Which lines of the records contain the word "Liver"? Copy each one.
START DATA UNDER STUDY
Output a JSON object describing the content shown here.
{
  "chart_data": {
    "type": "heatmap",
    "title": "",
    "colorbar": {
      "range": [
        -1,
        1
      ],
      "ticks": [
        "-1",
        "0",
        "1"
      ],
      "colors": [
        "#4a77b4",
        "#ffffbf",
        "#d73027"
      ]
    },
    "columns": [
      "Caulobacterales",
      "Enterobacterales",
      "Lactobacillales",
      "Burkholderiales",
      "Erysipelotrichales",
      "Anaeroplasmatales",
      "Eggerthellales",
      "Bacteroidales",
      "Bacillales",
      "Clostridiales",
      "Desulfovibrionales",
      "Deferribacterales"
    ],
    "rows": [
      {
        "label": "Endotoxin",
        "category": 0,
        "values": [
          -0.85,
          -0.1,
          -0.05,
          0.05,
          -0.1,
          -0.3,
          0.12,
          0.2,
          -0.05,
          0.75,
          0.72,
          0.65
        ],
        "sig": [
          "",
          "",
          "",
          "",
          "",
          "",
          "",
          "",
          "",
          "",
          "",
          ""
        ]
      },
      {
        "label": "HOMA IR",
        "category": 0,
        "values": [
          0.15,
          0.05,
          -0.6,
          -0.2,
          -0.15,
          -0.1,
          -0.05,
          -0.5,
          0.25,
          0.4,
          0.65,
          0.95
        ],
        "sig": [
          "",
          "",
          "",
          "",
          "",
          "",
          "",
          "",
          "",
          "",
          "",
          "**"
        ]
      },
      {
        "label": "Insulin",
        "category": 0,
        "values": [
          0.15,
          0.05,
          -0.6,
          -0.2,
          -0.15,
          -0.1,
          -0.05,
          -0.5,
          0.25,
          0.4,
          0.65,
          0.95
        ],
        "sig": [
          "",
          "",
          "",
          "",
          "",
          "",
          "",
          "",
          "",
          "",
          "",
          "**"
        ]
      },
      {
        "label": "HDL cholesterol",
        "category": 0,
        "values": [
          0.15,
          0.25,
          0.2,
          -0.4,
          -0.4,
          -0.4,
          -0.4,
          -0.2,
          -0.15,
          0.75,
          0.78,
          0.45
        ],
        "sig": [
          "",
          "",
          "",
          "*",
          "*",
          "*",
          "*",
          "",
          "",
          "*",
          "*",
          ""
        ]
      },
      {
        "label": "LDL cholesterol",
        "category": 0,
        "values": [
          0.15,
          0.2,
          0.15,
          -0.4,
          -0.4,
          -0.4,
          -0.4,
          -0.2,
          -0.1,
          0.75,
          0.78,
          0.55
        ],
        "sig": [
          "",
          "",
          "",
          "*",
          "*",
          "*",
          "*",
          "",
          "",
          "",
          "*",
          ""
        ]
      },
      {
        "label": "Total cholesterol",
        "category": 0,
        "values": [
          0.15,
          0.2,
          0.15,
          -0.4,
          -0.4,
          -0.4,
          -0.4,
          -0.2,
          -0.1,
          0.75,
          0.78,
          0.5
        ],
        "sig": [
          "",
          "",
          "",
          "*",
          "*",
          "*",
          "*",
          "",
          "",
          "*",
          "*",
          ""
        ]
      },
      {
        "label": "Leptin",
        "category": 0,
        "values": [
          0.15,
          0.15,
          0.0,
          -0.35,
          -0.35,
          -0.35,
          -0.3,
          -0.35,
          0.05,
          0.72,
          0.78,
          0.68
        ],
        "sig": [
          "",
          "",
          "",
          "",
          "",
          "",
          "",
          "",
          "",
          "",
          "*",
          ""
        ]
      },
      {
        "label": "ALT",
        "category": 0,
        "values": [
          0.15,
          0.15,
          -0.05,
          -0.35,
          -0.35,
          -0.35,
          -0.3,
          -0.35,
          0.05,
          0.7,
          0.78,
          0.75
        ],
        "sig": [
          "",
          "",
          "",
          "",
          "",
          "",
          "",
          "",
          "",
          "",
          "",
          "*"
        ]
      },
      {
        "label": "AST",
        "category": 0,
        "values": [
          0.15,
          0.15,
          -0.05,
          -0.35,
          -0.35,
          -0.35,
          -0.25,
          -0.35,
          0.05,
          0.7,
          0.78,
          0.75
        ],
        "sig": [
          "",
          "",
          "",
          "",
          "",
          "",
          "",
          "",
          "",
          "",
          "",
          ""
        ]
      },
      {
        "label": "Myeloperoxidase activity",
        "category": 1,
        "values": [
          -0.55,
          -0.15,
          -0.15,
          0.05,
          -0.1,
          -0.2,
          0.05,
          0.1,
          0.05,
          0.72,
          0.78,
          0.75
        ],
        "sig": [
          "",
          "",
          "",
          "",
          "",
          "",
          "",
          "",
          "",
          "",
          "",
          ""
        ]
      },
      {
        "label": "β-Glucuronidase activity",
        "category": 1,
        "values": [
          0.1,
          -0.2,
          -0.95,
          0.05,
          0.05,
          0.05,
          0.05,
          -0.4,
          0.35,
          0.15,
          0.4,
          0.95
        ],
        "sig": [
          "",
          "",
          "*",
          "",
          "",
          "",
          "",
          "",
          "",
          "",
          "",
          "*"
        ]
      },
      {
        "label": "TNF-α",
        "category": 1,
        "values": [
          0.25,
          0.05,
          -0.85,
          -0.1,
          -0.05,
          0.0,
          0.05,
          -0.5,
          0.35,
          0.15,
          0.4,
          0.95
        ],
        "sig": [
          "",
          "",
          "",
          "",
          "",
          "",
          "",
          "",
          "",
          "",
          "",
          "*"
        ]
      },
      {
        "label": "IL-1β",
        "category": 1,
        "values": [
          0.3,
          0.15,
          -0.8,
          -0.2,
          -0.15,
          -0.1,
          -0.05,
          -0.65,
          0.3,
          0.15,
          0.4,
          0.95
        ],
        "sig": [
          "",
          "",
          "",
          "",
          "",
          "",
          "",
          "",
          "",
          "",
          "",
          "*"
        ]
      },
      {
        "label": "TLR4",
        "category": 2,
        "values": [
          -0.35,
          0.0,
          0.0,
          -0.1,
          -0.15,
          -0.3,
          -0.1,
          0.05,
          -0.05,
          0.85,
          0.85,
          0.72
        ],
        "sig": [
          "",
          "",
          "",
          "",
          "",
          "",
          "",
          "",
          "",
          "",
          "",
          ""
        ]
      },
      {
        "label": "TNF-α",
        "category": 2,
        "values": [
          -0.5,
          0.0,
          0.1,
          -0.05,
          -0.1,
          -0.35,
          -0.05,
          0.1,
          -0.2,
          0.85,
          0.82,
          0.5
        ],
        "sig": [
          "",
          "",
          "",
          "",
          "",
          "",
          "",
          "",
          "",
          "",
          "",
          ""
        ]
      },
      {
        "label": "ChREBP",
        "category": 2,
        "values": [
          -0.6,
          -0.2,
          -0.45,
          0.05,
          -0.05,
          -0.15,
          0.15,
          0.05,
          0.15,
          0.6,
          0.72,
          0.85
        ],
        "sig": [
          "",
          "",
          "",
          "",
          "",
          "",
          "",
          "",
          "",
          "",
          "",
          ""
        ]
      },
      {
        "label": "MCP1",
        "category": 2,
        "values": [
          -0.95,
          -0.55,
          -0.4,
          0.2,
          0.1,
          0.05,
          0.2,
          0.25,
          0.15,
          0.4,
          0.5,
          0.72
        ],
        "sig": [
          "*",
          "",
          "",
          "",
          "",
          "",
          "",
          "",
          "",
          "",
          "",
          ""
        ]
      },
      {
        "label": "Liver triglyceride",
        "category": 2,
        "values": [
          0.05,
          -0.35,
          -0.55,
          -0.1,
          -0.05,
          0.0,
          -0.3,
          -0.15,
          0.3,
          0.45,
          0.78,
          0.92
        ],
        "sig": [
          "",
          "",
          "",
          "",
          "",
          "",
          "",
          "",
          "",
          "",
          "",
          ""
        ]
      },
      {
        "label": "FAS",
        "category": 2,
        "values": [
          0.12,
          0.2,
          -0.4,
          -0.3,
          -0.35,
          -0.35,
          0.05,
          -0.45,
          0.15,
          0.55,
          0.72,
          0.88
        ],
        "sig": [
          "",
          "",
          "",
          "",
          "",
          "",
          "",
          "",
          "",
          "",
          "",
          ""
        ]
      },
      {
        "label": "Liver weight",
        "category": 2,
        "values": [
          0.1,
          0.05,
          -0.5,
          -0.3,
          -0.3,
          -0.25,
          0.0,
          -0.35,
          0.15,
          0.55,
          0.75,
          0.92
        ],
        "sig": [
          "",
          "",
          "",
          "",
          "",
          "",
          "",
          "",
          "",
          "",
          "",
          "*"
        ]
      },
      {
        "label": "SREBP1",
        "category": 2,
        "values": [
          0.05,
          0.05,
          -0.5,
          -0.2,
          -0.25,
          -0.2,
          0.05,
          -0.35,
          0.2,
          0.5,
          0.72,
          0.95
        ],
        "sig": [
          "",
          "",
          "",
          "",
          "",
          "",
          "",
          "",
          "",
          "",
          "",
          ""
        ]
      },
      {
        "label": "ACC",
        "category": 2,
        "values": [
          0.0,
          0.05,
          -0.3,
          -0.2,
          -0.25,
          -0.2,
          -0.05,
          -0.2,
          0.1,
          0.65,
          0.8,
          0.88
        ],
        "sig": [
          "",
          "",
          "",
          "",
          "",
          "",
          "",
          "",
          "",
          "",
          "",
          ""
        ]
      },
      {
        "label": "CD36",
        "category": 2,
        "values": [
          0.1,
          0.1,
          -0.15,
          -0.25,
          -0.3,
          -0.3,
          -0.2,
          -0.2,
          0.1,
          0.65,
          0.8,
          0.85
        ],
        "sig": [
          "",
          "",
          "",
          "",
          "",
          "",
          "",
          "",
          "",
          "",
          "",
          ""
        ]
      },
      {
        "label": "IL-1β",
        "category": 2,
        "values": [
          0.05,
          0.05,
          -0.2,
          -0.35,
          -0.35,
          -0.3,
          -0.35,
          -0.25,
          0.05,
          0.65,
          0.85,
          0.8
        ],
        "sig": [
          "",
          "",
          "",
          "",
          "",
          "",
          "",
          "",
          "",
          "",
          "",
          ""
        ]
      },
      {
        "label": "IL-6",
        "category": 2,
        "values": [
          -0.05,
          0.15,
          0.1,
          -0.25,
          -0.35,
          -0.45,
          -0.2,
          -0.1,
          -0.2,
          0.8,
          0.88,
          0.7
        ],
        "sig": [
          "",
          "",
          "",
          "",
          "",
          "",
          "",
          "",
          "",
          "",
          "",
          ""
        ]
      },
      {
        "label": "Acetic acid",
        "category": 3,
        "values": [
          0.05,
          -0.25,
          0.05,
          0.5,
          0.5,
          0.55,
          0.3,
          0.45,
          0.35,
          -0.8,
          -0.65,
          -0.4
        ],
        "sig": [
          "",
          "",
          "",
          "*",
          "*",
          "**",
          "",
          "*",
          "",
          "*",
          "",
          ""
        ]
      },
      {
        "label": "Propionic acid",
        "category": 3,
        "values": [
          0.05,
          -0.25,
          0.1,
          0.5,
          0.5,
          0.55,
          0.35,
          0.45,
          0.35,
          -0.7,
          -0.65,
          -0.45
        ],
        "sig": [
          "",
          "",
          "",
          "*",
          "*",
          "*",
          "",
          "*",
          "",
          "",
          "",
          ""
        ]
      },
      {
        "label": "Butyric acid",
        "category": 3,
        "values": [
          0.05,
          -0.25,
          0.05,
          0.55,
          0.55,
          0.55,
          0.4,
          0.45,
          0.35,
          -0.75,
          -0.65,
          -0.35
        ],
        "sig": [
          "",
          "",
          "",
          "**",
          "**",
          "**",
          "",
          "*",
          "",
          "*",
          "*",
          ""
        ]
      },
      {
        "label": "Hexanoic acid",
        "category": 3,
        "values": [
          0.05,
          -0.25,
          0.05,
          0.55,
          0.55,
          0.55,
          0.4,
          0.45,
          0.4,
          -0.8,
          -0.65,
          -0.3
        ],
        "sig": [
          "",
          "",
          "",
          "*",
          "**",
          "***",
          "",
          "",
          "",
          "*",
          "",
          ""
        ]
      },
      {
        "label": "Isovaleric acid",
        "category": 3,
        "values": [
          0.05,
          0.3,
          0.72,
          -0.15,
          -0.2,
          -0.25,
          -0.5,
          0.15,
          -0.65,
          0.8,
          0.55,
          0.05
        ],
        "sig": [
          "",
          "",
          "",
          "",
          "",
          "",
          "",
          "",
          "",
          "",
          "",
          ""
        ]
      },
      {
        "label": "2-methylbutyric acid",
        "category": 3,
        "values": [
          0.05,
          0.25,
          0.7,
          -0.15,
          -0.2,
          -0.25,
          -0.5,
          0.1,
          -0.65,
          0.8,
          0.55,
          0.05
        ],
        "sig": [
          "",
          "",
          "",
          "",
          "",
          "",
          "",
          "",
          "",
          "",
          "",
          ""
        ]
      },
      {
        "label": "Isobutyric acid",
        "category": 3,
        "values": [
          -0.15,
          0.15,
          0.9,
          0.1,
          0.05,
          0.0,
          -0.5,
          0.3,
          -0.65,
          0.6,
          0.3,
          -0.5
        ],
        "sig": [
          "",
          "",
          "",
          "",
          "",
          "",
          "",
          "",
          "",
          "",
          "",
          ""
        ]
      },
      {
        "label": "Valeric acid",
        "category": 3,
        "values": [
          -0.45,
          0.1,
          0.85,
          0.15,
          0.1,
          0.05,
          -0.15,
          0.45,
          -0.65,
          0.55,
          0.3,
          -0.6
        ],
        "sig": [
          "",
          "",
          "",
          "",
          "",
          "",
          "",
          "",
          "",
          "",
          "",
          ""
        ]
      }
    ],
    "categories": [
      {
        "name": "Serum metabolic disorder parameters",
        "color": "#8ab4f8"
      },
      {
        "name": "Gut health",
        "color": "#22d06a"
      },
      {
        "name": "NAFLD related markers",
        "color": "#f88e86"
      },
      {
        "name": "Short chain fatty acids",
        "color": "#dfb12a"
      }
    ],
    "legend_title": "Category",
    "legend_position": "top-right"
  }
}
END DATA UNDER STUDY
### ANSWER BELOW
        "label": "Liver triglyceride",
        "label": "Liver weight",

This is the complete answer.